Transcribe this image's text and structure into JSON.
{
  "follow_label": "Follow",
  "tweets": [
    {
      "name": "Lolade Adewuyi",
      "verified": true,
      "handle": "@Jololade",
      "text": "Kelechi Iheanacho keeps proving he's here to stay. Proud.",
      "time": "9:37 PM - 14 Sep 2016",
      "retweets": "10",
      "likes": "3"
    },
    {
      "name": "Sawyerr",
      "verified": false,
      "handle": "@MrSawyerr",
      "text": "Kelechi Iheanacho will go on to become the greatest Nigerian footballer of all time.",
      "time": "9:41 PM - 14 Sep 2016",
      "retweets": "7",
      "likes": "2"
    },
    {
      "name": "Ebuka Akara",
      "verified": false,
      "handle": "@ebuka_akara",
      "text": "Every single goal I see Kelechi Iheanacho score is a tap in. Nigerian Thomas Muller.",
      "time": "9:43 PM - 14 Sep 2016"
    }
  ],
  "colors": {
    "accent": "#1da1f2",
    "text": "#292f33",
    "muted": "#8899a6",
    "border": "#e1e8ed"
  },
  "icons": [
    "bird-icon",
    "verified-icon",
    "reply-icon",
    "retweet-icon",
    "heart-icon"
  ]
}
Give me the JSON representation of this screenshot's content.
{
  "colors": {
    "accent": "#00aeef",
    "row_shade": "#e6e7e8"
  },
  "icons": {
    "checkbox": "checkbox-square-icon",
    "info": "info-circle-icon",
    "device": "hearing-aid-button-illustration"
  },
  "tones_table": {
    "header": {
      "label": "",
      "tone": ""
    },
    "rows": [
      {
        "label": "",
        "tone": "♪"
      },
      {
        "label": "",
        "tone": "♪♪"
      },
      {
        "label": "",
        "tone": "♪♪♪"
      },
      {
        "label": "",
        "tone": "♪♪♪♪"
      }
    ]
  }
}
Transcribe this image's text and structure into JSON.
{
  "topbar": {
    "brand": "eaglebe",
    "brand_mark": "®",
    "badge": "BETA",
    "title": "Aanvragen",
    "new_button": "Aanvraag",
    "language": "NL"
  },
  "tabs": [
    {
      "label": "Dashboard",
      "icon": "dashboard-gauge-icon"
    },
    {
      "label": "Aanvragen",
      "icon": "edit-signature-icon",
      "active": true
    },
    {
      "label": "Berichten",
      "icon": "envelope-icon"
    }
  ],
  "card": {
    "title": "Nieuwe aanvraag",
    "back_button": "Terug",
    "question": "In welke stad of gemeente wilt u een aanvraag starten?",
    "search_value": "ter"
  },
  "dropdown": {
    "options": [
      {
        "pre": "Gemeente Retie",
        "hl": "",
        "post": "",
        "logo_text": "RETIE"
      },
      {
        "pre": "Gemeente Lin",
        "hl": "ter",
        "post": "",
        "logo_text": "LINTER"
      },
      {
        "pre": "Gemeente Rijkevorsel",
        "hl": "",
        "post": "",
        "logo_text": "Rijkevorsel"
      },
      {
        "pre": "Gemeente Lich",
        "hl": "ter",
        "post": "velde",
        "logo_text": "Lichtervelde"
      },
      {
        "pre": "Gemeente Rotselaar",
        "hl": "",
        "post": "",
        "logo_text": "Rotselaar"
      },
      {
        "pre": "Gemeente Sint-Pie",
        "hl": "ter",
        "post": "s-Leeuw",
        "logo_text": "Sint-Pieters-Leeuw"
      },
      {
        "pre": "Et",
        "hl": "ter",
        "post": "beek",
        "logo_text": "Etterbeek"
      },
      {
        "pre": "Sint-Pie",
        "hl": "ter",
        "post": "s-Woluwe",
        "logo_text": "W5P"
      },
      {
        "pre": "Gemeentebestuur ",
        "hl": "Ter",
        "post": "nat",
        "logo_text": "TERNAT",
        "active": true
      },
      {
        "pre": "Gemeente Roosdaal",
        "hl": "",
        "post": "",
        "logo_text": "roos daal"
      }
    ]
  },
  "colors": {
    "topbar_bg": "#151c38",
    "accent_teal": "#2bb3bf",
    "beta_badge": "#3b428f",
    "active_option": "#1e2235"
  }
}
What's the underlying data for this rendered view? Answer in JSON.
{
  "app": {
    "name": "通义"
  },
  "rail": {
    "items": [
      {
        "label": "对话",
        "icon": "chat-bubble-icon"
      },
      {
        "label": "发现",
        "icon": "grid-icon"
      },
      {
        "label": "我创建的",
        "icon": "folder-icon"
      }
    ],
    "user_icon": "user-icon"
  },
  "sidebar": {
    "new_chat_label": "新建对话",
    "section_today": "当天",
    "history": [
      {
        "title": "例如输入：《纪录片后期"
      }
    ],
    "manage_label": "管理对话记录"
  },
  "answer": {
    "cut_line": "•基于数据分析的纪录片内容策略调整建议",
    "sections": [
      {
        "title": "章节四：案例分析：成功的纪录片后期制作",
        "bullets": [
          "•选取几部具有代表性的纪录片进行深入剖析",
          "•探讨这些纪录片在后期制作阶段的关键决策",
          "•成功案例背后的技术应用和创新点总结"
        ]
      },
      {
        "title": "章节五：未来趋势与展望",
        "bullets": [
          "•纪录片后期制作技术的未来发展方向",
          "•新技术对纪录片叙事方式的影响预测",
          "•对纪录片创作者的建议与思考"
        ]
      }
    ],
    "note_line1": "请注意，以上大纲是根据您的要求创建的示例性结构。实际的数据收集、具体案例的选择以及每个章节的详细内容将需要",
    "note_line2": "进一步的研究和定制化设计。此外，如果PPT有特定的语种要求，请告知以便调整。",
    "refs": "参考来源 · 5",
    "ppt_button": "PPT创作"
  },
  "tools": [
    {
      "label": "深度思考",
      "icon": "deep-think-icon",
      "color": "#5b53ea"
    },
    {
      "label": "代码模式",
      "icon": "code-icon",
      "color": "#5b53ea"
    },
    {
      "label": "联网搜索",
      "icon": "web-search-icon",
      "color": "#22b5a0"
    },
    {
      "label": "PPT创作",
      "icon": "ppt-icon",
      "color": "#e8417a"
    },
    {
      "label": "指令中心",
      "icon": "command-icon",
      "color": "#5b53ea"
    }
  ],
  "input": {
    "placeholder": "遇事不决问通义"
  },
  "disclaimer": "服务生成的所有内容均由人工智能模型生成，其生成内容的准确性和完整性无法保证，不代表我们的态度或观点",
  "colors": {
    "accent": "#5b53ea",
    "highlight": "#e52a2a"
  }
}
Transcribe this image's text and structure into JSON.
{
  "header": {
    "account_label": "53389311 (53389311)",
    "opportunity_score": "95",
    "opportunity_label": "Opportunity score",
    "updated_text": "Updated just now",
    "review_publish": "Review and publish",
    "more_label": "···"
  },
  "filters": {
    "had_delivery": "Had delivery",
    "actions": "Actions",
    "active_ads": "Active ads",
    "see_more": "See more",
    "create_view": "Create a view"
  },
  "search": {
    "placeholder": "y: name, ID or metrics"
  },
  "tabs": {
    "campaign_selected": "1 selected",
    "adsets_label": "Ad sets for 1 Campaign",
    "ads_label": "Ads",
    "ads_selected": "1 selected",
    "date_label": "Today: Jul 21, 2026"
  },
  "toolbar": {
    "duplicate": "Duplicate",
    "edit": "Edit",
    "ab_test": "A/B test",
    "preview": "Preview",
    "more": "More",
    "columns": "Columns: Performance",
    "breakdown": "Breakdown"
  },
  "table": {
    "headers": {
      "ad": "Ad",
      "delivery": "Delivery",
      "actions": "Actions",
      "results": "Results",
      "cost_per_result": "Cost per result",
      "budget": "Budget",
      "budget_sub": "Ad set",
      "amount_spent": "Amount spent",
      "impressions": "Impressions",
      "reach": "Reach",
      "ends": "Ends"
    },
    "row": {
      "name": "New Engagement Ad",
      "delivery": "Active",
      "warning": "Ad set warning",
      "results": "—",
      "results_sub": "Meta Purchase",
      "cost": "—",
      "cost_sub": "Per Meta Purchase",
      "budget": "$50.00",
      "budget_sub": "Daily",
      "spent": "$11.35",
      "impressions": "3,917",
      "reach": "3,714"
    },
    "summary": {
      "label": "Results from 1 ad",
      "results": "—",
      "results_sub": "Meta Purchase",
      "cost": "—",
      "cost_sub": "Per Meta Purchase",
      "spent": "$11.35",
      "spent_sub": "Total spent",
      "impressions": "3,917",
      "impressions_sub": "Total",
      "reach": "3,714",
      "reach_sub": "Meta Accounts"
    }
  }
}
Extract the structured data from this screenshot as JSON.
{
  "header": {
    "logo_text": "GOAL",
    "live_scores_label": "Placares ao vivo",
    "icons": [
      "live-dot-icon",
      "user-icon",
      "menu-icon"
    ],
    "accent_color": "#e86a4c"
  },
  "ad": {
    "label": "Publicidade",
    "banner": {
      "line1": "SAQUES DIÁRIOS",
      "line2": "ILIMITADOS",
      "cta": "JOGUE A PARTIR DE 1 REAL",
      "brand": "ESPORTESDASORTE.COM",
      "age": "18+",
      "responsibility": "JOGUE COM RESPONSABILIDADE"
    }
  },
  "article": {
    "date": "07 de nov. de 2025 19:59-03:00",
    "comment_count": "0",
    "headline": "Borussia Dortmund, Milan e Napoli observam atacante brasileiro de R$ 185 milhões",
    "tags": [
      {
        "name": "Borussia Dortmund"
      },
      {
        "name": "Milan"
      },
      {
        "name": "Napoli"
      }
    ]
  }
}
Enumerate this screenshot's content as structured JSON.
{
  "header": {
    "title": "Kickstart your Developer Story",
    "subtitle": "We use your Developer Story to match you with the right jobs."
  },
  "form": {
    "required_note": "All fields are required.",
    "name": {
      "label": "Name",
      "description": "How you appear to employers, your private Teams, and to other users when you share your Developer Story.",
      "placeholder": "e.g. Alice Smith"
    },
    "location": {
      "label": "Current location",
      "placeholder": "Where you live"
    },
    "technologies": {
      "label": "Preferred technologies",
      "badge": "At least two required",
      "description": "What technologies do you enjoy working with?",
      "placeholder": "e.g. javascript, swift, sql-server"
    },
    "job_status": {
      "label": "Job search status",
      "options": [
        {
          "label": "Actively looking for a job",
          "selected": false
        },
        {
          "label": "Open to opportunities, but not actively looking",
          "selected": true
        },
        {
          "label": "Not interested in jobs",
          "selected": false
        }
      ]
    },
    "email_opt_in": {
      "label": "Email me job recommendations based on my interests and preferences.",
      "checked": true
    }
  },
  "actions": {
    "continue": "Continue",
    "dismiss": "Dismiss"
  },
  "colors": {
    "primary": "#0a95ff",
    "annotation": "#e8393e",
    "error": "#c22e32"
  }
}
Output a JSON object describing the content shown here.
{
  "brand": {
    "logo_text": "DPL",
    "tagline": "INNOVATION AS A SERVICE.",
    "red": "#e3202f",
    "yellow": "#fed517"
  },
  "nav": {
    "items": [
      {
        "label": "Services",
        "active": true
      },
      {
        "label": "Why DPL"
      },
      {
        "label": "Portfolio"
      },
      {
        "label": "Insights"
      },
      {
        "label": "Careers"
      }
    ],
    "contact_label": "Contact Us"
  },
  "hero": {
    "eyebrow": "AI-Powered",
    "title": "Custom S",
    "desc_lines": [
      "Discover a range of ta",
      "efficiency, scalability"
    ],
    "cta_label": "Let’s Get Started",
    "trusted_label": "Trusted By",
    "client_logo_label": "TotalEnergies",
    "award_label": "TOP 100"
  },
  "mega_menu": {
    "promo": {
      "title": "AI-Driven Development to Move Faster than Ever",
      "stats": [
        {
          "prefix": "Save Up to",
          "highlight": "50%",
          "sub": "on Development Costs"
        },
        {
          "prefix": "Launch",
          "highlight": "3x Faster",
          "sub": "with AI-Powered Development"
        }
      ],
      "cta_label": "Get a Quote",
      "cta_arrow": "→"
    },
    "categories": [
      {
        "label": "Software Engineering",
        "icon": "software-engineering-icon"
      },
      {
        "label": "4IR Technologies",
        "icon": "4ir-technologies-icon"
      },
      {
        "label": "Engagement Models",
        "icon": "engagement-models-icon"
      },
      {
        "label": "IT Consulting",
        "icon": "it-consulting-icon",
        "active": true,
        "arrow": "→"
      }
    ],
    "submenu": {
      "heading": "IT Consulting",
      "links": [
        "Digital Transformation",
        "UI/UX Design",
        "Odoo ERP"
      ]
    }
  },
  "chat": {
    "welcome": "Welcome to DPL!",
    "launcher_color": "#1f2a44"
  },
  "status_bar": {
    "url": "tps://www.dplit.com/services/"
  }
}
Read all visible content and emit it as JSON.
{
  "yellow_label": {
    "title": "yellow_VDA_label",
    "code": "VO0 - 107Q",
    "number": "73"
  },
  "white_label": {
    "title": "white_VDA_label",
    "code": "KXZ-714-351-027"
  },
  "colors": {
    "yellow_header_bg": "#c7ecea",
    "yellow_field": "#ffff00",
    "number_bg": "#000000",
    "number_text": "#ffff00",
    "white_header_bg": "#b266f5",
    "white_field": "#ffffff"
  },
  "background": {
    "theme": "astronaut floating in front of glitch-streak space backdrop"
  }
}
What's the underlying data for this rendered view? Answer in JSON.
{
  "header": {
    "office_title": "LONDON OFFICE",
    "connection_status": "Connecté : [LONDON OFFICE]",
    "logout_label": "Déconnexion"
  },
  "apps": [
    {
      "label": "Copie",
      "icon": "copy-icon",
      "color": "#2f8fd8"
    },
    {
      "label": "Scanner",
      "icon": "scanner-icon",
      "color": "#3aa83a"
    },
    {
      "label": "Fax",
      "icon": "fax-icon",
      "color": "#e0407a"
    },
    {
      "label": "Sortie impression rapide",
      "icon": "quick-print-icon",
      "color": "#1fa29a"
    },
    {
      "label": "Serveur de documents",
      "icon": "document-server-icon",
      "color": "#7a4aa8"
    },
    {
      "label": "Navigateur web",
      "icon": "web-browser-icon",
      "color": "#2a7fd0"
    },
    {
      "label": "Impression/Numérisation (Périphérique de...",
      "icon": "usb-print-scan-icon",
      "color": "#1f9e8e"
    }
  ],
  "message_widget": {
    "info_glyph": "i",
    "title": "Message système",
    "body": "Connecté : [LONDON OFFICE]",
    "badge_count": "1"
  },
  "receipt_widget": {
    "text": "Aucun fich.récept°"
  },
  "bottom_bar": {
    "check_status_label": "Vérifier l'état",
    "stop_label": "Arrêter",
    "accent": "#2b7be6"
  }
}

::::::::::

**AIM OF THE EXERCISE:** From the data above, copy each line that has the string "delivery".

**ANSWER:**
    "had_delivery": "Had delivery",
      "delivery": "Delivery",
      "delivery": "Active",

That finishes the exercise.